____ DATA FOR THIS TASK
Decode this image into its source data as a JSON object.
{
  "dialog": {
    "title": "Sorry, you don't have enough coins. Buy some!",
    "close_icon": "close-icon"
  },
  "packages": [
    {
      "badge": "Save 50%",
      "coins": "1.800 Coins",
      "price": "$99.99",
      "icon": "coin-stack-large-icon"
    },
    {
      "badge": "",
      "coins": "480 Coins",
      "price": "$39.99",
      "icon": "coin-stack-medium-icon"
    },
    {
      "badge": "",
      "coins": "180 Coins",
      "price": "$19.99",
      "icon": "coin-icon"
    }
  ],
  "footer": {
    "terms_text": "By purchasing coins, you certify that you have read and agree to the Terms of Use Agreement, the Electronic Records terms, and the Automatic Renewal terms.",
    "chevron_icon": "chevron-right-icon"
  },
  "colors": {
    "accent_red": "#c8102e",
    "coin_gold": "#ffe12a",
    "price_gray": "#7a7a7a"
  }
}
________
▸ **TASK INSTRUCTIONS**
Copy every line of the records above that holds the word "have".

▸ **ANSWER IN FULL**
    "title": "Sorry, you don't have enough coins. Buy some!",
    "terms_text": "By purchasing coins, you certify that you have read and agree to the Terms of Use Agreement, the Electronic Records terms, and the Automatic Renewal terms.",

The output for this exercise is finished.